§ Given data:
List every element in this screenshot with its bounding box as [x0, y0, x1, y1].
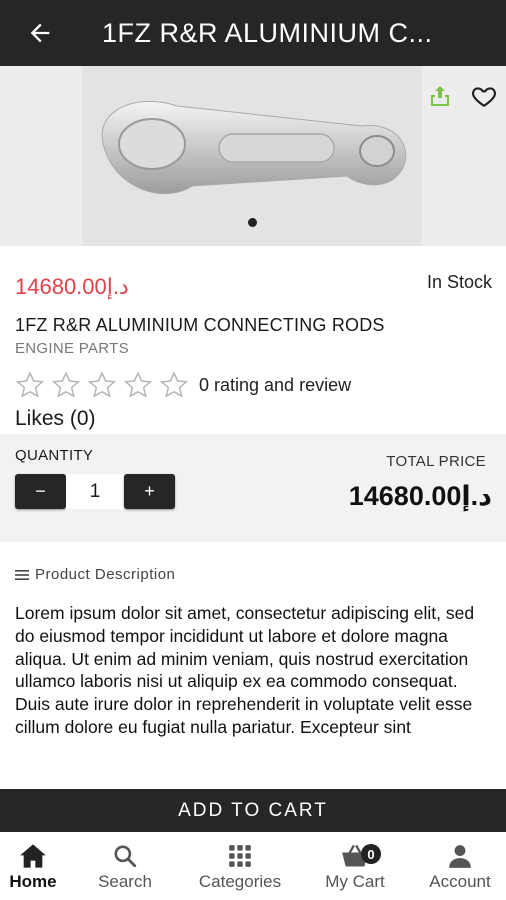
quantity-label: QUANTITY — [15, 447, 94, 464]
nav-home[interactable]: Home — [0, 832, 66, 900]
product-image-carousel[interactable] — [0, 66, 506, 246]
stock-status: In Stock — [426, 272, 492, 292]
share-icon — [431, 86, 449, 106]
quantity-value[interactable]: 1 — [66, 474, 124, 509]
nav-my-cart[interactable]: 0 My Cart — [296, 832, 414, 900]
nav-home-label: Home — [9, 872, 57, 891]
price-row: 14680.00د.إ In Stock — [0, 270, 506, 302]
back-button[interactable] — [0, 0, 80, 66]
product-price: 14680.00د.إ — [15, 274, 129, 299]
total-price-value: 14680.00د.إ — [348, 481, 492, 511]
nav-my-cart-label: My Cart — [325, 872, 385, 891]
carousel-indicator[interactable] — [248, 218, 257, 227]
share-button[interactable] — [426, 82, 454, 110]
home-icon — [20, 844, 46, 868]
product-category: ENGINE PARTS — [15, 340, 129, 357]
description-heading-label: Product Description — [35, 566, 176, 583]
nav-categories-label: Categories — [198, 872, 282, 891]
description-heading: Product Description — [15, 566, 175, 583]
star-outline-icon[interactable] — [87, 370, 117, 400]
product-name: 1FZ R&R ALUMINIUM CONNECTING RODS — [15, 315, 385, 335]
nav-search[interactable]: Search — [66, 832, 184, 900]
grid-icon — [229, 845, 251, 867]
rating-stars[interactable] — [15, 370, 189, 400]
decrease-quantity-button[interactable]: − — [15, 474, 66, 509]
star-outline-icon[interactable] — [123, 370, 153, 400]
search-icon — [114, 845, 137, 868]
bottom-navigation: Home Search Categories 0 My Cart Account — [0, 832, 506, 900]
nav-categories[interactable]: Categories — [184, 832, 296, 900]
star-outline-icon[interactable] — [15, 370, 45, 400]
page-title: 1FZ R&R ALUMINIUM C... — [102, 17, 433, 48]
total-price-label: TOTAL PRICE — [386, 453, 486, 470]
person-icon — [449, 845, 471, 868]
add-to-cart-button[interactable]: ADD TO CART — [0, 789, 506, 832]
rating-row[interactable]: 0 rating and review — [15, 370, 351, 400]
increase-quantity-button[interactable]: + — [124, 474, 175, 509]
star-outline-icon[interactable] — [51, 370, 81, 400]
app-bar: 1FZ R&R ALUMINIUM C... — [0, 0, 506, 66]
quantity-panel: QUANTITY − 1 + TOTAL PRICE 14680.00د.إ — [0, 434, 506, 542]
rating-summary: 0 rating and review — [199, 374, 352, 395]
description-text: Lorem ipsum dolor sit amet, consectetur … — [15, 603, 475, 737]
list-icon — [15, 569, 29, 580]
arrow-back-icon — [30, 23, 50, 43]
nav-account[interactable]: Account — [414, 832, 506, 900]
likes-count: Likes (0) — [15, 407, 96, 430]
quantity-stepper[interactable]: − 1 + — [15, 474, 175, 509]
favorite-button[interactable] — [468, 80, 500, 112]
cart-count-badge: 0 — [361, 844, 381, 864]
nav-search-label: Search — [98, 872, 152, 891]
nav-account-label: Account — [429, 872, 491, 891]
star-outline-icon[interactable] — [159, 370, 189, 400]
heart-outline-icon — [472, 87, 496, 108]
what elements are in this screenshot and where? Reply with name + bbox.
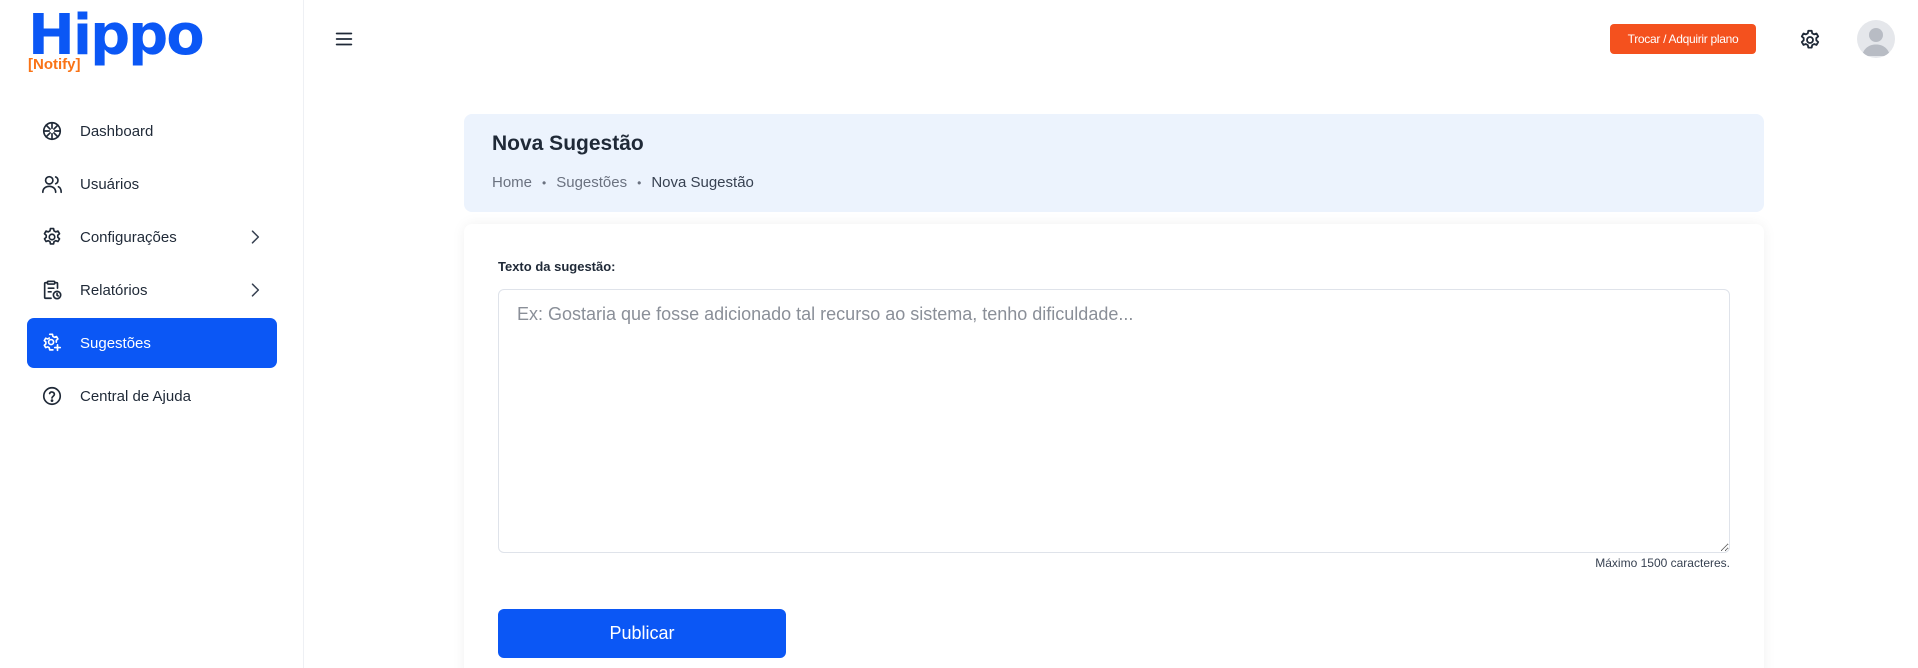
help-circle-icon [41,385,63,407]
user-avatar[interactable] [1857,20,1895,58]
breadcrumb-sugestoes[interactable]: Sugestões [556,174,627,191]
sidebar-item-usuarios[interactable]: Usuários [27,159,277,209]
sidebar-item-label: Relatórios [80,281,148,299]
sidebar-item-sugestoes[interactable]: Sugestões [27,318,277,368]
breadcrumb-current: Nova Sugestão [651,174,754,191]
breadcrumb: Home • Sugestões • Nova Sugestão [492,174,754,191]
user-avatar-icon [1862,28,1890,56]
change-plan-button[interactable]: Trocar / Adquirir plano [1610,24,1756,54]
sidebar-item-dashboard[interactable]: Dashboard [27,106,277,156]
chevron-right-icon [245,280,265,300]
sidebar-item-label: Sugestões [80,334,151,352]
sidebar-item-configuracoes[interactable]: Configurações [27,212,277,262]
breadcrumb-separator: • [542,175,547,190]
sidebar-item-central-de-ajuda[interactable]: Central de Ajuda [27,371,277,421]
hamburger-menu-icon[interactable] [333,28,355,50]
character-limit-hint: Máximo 1500 caracteres. [1595,556,1730,570]
gear-plus-icon [41,332,63,354]
sidebar-nav: Dashboard Usuários Configurações Relatór… [27,106,277,424]
chevron-right-icon [245,227,265,247]
brand-logo[interactable]: Hippo [Notify] [28,4,208,76]
brand-sub: [Notify] [28,56,81,73]
sidebar-item-label: Central de Ajuda [80,387,191,405]
sidebar: Hippo [Notify] Dashboard Usuários Config… [0,0,304,668]
page-header: Nova Sugestão Home • Sugestões • Nova Su… [464,114,1764,212]
suggestion-form: Texto da sugestão: Máximo 1500 caractere… [464,224,1764,668]
users-icon [41,173,63,195]
publish-button[interactable]: Publicar [498,609,786,658]
sidebar-item-label: Dashboard [80,122,154,140]
sidebar-item-label: Usuários [80,175,140,193]
suggestion-text-input[interactable] [498,289,1730,553]
sidebar-item-label: Configurações [80,228,177,246]
breadcrumb-home[interactable]: Home [492,174,532,191]
page-title: Nova Sugestão [492,132,644,155]
gear-icon [41,226,63,248]
suggestion-text-label: Texto da sugestão: [498,259,616,274]
dashboard-icon [41,120,63,142]
sidebar-item-relatorios[interactable]: Relatórios [27,265,277,315]
breadcrumb-separator: • [637,175,642,190]
clipboard-clock-icon [41,279,63,301]
settings-gear-icon[interactable] [1798,28,1822,52]
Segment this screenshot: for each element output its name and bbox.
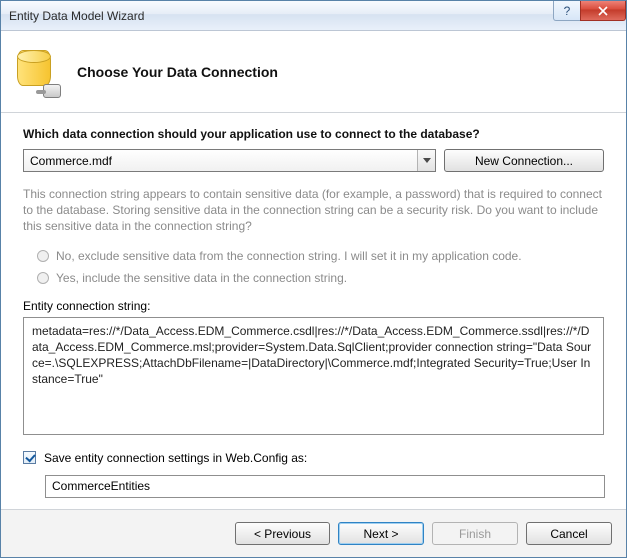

§ Set task:
Rewrite the lines starting at the one containing "help-circle-icon [41,385,63,407]" and ending at the one containing "brand-sub: [Notify] [28,56,81,73]", both included, as a JSON list with one string per line, leaving out any blank lines.

§ Worked solution:
[
  "help-circle-icon [41,385,63,407]",
  "user-avatar[interactable] [1857,20,1895,58]",
  "breadcrumb-sugestoes[interactable]: Sugestões [556,174,627,191]",
  "sidebar-item-usuarios[interactable]: Usuários [27,159,277,209]",
  "sidebar-item-label: Relatórios [80,281,148,299]",
  "sidebar-item-sugestoes[interactable]: Sugestões [27,318,277,368]",
  "breadcrumb-current: Nova Sugestão [651,174,754,191]",
  "breadcrumb: Home • Sugestões • Nova Sugestão [492,174,754,191]",
  "user-avatar-icon [1862,28,1890,56]",
  "change-plan-button[interactable]: Trocar / Adquirir plano [1610,24,1756,54]",
  "sidebar-item-dashboard[interactable]: Dashboard [27,106,277,156]",
  "chevron-right-icon [245,280,265,300]",
  "sidebar-item-label: Sugestões [80,334,151,352]",
  "sidebar-item-configuracoes[interactable]: Configurações [27,212,277,262]",
  "breadcrumb-separator: • [542,175,547,190]",
  "sidebar-item-central-de-ajuda[interactable]: Central de Ajuda [27,371,277,421]",
  "hamburger-menu-icon[interactable] [333,28,355,50]",
  "character-limit-hint: Máximo 1500 caracteres. [1595,556,1730,570]",
  "gear-plus-icon [41,332,63,354]",
  "sidebar-nav: Dashboard Usuários Configurações Relatór… [27,106,277,424]",
  "chevron-right-icon [245,227,265,247]",
  "brand-logo[interactable]: Hippo [Notify] [28,4,208,76]",
  "brand-sub: [Notify] [28,56,81,73]"
]